- [Objective]
Collect each line holding the string "Services".

- [Records for processing]
****

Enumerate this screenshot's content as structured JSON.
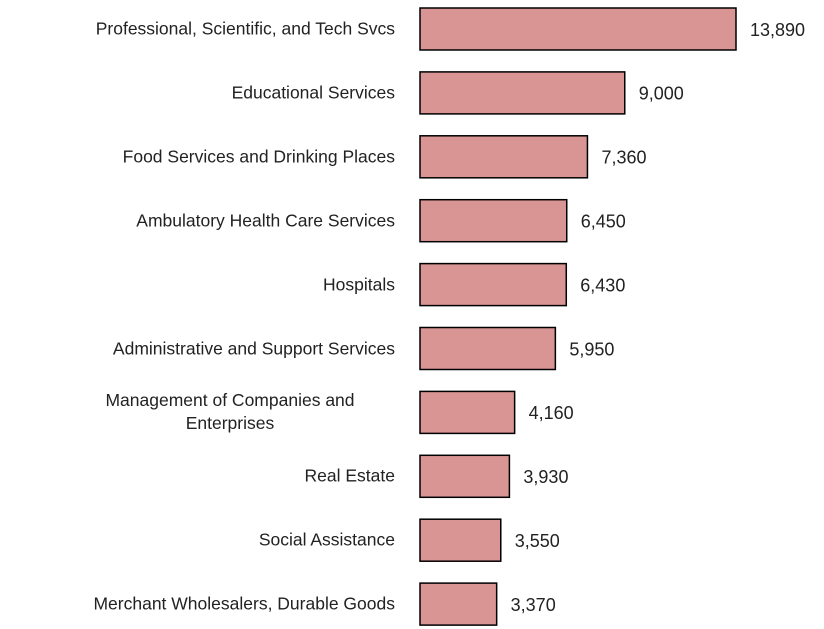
{
  "chart_data": {
    "type": "bar",
    "orientation": "horizontal",
    "categories": [
      "Professional, Scientific, and Tech Svcs",
      "Educational Services",
      "Food Services and Drinking Places",
      "Ambulatory Health Care Services",
      "Hospitals",
      "Administrative and Support Services",
      "Management of Companies and Enterprises",
      "Real Estate",
      "Social Assistance",
      "Merchant Wholesalers, Durable Goods"
    ],
    "values": [
      13890,
      9000,
      7360,
      6450,
      6430,
      5950,
      4160,
      3930,
      3550,
      3370
    ],
    "value_labels": [
      "13,890",
      "9,000",
      "7,360",
      "6,450",
      "6,430",
      "5,950",
      "4,160",
      "3,930",
      "3,550",
      "3,370"
    ],
    "color": "#d99594",
    "edgecolor": "#000000",
    "xlim": [
      0,
      14000
    ]
  }
}
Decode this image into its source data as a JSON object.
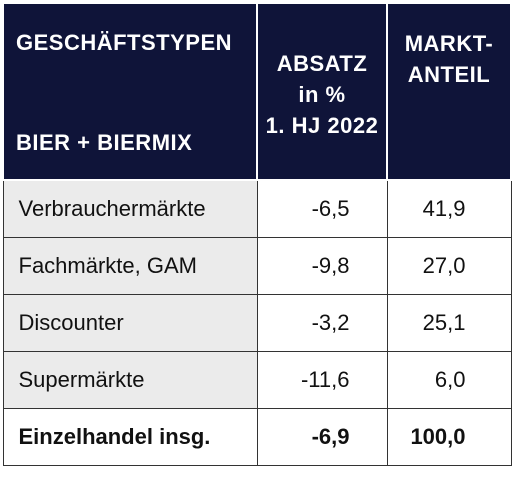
{
  "chart_data": {
    "type": "table",
    "columns": [
      {
        "lines": [
          "GESCHÄFTSTYPEN",
          "BIER + BIERMIX"
        ]
      },
      {
        "lines": [
          "ABSATZ",
          "in %",
          "1. HJ 2022"
        ]
      },
      {
        "lines": [
          "MARKT-",
          "ANTEIL"
        ]
      }
    ],
    "rows": [
      {
        "label": "Verbrauchermärkte",
        "absatz": "-6,5",
        "anteil": "41,9"
      },
      {
        "label": "Fachmärkte, GAM",
        "absatz": "-9,8",
        "anteil": "27,0"
      },
      {
        "label": "Discounter",
        "absatz": "-3,2",
        "anteil": "25,1"
      },
      {
        "label": "Supermärkte",
        "absatz": "-11,6",
        "anteil": "6,0"
      }
    ],
    "total": {
      "label": "Einzelhandel insg.",
      "absatz": "-6,9",
      "anteil": "100,0"
    }
  },
  "colors": {
    "header_bg": "#0f1439",
    "header_text": "#ffffff",
    "label_cell_bg": "#ebebeb",
    "grid": "#333333"
  }
}
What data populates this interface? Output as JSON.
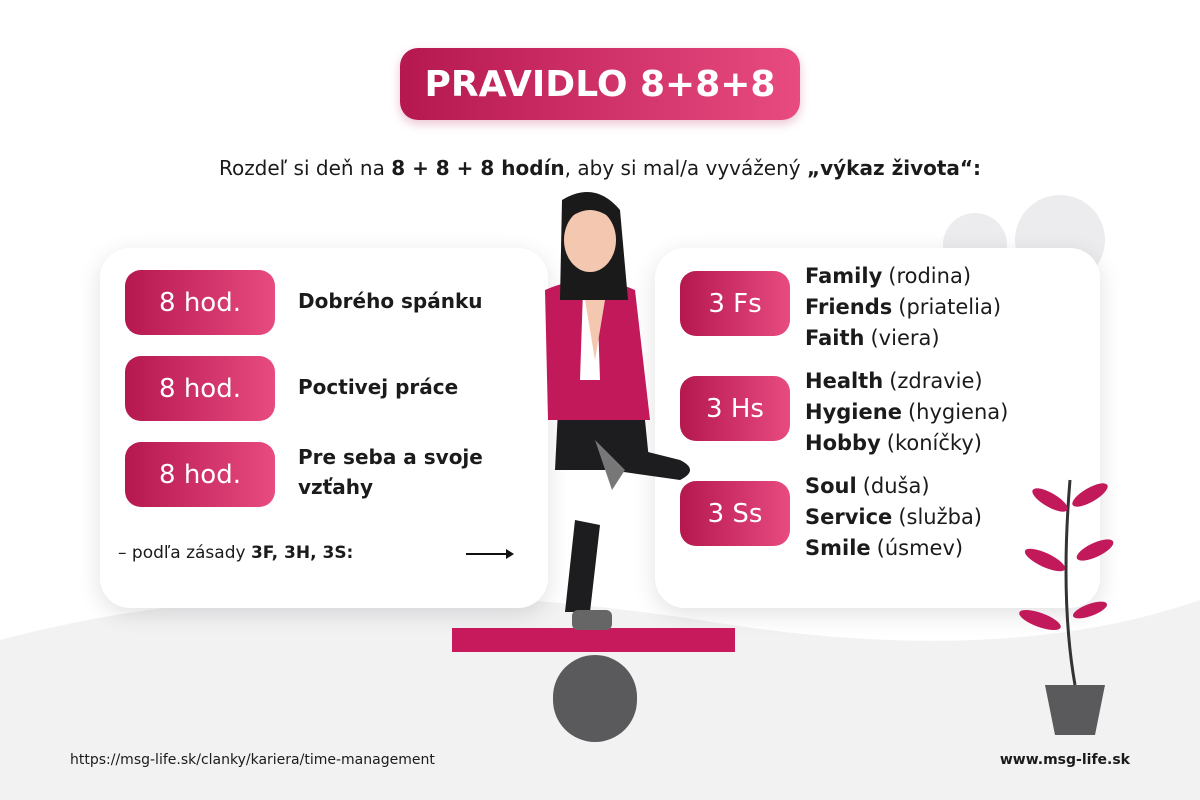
{
  "title": "PRAVIDLO 8+8+8",
  "intro": [
    {
      "text": "Rozdeľ si deň na ",
      "bold": false
    },
    {
      "text": "8 + 8 + 8 hodín",
      "bold": true
    },
    {
      "text": ", aby si mal/a vyvážený ",
      "bold": false
    },
    {
      "text": "„výkaz života“:",
      "bold": true
    }
  ],
  "left": {
    "items": [
      {
        "badge": "8 hod.",
        "text": "Dobrého spánku"
      },
      {
        "badge": "8 hod.",
        "text": "Poctivej práce"
      },
      {
        "badge": "8 hod.",
        "text": "Pre seba a svoje vzťahy"
      }
    ],
    "note": [
      {
        "text": "– podľa zásady ",
        "bold": false
      },
      {
        "text": "3F, 3H, 3S:",
        "bold": true
      }
    ]
  },
  "right": {
    "groups": [
      {
        "badge": "3 Fs",
        "items": [
          {
            "name": "Family",
            "meaning": "(rodina)"
          },
          {
            "name": "Friends",
            "meaning": "(priatelia)"
          },
          {
            "name": "Faith",
            "meaning": "(viera)"
          }
        ]
      },
      {
        "badge": "3 Hs",
        "items": [
          {
            "name": "Health",
            "meaning": "(zdravie)"
          },
          {
            "name": "Hygiene",
            "meaning": "(hygiena)"
          },
          {
            "name": "Hobby",
            "meaning": "(koníčky)"
          }
        ]
      },
      {
        "badge": "3 Ss",
        "items": [
          {
            "name": "Soul",
            "meaning": "(duša)"
          },
          {
            "name": "Service",
            "meaning": "(služba)"
          },
          {
            "name": "Smile",
            "meaning": "(úsmev)"
          }
        ]
      }
    ]
  },
  "footer": {
    "url": "https://msg-life.sk/clanky/kariera/time-management",
    "site": "www.msg-life.sk"
  }
}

****

- [Output for this task]
      "Educational Services",
      "Food Services and Drinking Places",
      "Ambulatory Health Care Services",
      "Administrative and Support Services",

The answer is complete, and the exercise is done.